**WHAT IS EXPECTED**
Search the records below for the word "quùm". Pull out each line that has it.

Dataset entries
-------------------------

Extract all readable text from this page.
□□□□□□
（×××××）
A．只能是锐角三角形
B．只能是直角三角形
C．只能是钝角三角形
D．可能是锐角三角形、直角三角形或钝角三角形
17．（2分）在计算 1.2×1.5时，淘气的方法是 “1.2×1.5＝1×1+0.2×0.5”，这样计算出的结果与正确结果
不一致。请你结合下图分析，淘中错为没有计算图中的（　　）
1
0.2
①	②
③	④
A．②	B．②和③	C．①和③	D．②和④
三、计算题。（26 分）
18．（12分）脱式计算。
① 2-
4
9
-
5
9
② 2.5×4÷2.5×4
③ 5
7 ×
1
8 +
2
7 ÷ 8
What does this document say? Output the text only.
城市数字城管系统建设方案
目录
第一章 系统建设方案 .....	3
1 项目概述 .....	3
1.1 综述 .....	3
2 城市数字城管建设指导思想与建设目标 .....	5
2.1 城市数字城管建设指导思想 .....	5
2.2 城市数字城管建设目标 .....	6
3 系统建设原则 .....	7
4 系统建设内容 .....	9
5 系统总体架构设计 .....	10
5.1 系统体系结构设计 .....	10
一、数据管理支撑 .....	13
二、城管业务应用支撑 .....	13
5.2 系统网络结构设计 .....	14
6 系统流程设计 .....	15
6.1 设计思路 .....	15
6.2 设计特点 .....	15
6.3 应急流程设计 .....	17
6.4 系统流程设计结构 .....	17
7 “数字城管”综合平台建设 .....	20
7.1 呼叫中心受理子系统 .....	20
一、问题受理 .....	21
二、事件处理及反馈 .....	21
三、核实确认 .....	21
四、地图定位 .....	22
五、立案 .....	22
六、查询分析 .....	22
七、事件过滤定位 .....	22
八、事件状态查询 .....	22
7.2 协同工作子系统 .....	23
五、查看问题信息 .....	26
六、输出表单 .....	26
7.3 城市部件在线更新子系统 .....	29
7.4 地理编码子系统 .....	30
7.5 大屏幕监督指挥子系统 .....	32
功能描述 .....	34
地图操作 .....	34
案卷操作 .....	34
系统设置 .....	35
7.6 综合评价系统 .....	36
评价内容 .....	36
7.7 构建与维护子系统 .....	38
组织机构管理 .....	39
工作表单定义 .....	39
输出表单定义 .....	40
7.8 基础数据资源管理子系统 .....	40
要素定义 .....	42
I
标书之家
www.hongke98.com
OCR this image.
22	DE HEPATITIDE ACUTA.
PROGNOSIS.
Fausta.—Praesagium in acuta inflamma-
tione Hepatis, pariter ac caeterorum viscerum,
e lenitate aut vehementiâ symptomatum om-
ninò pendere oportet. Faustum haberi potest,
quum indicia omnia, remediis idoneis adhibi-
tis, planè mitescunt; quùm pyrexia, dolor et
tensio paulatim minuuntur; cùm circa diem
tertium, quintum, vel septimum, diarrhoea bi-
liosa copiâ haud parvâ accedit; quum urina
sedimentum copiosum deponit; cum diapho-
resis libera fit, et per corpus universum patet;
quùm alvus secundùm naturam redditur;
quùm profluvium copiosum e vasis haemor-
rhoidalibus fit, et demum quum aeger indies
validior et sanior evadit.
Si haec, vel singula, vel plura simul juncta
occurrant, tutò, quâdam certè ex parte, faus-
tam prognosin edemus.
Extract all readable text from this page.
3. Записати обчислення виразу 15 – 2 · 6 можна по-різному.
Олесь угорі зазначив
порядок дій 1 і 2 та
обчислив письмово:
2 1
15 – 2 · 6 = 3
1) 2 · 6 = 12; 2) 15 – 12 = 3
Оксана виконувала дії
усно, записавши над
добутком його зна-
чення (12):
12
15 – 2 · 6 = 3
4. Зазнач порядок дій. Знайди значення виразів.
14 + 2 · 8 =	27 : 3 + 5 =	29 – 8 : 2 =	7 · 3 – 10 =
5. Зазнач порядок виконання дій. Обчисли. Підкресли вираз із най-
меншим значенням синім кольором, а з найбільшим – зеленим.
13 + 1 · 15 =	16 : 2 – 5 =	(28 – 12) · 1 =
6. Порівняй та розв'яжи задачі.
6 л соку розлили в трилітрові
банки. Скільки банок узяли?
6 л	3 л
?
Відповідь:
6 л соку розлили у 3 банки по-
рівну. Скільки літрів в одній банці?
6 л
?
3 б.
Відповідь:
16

-------------------------

**EXPECTED ANSWER**
tis, planè mitescunt; quùm pyrexia, dolor et
quùm alvus secundùm naturam redditur;
quùm profluvium copiosum e vasis haemor-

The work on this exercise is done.